Can you print every record below exactly as written?

*** Source records ***

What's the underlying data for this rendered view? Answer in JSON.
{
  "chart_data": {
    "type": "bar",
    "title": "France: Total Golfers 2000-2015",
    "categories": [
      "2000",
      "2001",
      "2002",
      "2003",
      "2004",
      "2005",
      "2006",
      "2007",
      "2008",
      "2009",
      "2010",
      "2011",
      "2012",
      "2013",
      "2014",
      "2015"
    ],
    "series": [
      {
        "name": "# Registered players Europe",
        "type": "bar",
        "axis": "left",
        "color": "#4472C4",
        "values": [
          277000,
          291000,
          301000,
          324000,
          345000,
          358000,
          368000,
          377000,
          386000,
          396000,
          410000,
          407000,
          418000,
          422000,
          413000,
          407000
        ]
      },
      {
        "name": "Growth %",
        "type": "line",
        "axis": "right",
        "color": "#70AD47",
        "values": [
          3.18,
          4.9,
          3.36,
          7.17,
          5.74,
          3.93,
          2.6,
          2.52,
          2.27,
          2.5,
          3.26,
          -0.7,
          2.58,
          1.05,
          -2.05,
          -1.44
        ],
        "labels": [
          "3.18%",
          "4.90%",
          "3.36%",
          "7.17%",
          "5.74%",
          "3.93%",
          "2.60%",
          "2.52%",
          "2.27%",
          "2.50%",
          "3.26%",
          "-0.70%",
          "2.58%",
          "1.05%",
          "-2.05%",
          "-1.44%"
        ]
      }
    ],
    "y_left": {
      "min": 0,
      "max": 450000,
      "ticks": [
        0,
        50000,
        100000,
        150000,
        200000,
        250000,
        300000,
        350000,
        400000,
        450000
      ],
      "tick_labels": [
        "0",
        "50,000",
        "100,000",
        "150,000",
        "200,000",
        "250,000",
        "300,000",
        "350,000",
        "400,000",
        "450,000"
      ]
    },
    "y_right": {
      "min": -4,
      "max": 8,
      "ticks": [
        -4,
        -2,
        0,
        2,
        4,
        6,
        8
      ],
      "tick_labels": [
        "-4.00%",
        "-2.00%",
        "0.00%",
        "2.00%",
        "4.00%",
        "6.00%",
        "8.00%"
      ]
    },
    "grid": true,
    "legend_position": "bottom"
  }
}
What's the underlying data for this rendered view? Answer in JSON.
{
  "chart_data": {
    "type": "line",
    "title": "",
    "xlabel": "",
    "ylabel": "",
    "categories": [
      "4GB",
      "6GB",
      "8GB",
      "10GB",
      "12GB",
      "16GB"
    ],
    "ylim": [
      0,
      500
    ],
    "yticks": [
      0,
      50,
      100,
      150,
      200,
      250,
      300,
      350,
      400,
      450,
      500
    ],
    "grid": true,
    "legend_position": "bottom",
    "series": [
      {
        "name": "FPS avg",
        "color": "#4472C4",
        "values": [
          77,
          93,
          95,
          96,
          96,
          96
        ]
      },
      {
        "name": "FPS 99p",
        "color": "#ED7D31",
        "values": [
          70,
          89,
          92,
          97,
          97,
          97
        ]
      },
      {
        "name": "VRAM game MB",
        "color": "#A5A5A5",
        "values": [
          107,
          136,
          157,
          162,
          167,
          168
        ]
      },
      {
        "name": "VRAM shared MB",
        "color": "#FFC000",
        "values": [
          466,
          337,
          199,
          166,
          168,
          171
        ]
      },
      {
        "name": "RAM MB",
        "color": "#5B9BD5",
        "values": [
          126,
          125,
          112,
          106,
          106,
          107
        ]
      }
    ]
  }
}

***

_Exercise answer_
What's the underlying data for this rendered view? Answer in JSON.
{
  "chart_data": {
    "type": "bar",
    "title": "France: Total Golfers 2000-2015",
    "categories": [
      "2000",
      "2001",
      "2002",
      "2003",
      "2004",
      "2005",
      "2006",
      "2007",
      "2008",
      "2009",
      "2010",
      "2011",
      "2012",
      "2013",
      "2014",
      "2015"
    ],
    "series": [
      {
        "name": "# Registered players Europe",
        "type": "bar",
        "axis": "left",
        "color": "#4472C4",
        "values": [
          277000,
          291000,
          301000,
          324000,
          345000,
          358000,
          368000,
          377000,
          386000,
          396000,
          410000,
          407000,
          418000,
          422000,
          413000,
          407000
        ]
      },
      {
        "name": "Growth %",
        "type": "line",
        "axis": "right",
        "color": "#70AD47",
        "values": [
          3.18,
          4.9,
          3.36,
          7.17,
          5.74,
          3.93,
          2.6,
          2.52,
          2.27,
          2.5,
          3.26,
          -0.7,
          2.58,
          1.05,
          -2.05,
          -1.44
        ],
        "labels": [
          "3.18%",
          "4.90%",
          "3.36%",
          "7.17%",
          "5.74%",
          "3.93%",
          "2.60%",
          "2.52%",
          "2.27%",
          "2.50%",
          "3.26%",
          "-0.70%",
          "2.58%",
          "1.05%",
          "-2.05%",
          "-1.44%"
        ]
      }
    ],
    "y_left": {
      "min": 0,
      "max": 450000,
      "ticks": [
        0,
        50000,
        100000,
        150000,
        200000,
        250000,
        300000,
        350000,
        400000,
        450000
      ],
      "tick_labels": [
        "0",
        "50,000",
        "100,000",
        "150,000",
        "200,000",
        "250,000",
        "300,000",
        "350,000",
        "400,000",
        "450,000"
      ]
    },
    "y_right": {
      "min": -4,
      "max": 8,
      "ticks": [
        -4,
        -2,
        0,
        2,
        4,
        6,
        8
      ],
      "tick_labels": [
        "-4.00%",
        "-2.00%",
        "0.00%",
        "2.00%",
        "4.00%",
        "6.00%",
        "8.00%"
      ]
    },
    "grid": true,
    "legend_position": "bottom"
  }
}
What's the underlying data for this rendered view? Answer in JSON.
{
  "chart_data": {
    "type": "line",
    "title": "",
    "xlabel": "",
    "ylabel": "",
    "categories": [
      "4GB",
      "6GB",
      "8GB",
      "10GB",
      "12GB",
      "16GB"
    ],
    "ylim": [
      0,
      500
    ],
    "yticks": [
      0,
      50,
      100,
      150,
      200,
      250,
      300,
      350,
      400,
      450,
      500
    ],
    "grid": true,
    "legend_position": "bottom",
    "series": [
      {
        "name": "FPS avg",
        "color": "#4472C4",
        "values": [
          77,
          93,
          95,
          96,
          96,
          96
        ]
      },
      {
        "name": "FPS 99p",
        "color": "#ED7D31",
        "values": [
          70,
          89,
          92,
          97,
          97,
          97
        ]
      },
      {
        "name": "VRAM game MB",
        "color": "#A5A5A5",
        "values": [
          107,
          136,
          157,
          162,
          167,
          168
        ]
      },
      {
        "name": "VRAM shared MB",
        "color": "#FFC000",
        "values": [
          466,
          337,
          199,
          166,
          168,
          171
        ]
      },
      {
        "name": "RAM MB",
        "color": "#5B9BD5",
        "values": [
          126,
          125,
          112,
          106,
          106,
          107
        ]
      }
    ]
  }
}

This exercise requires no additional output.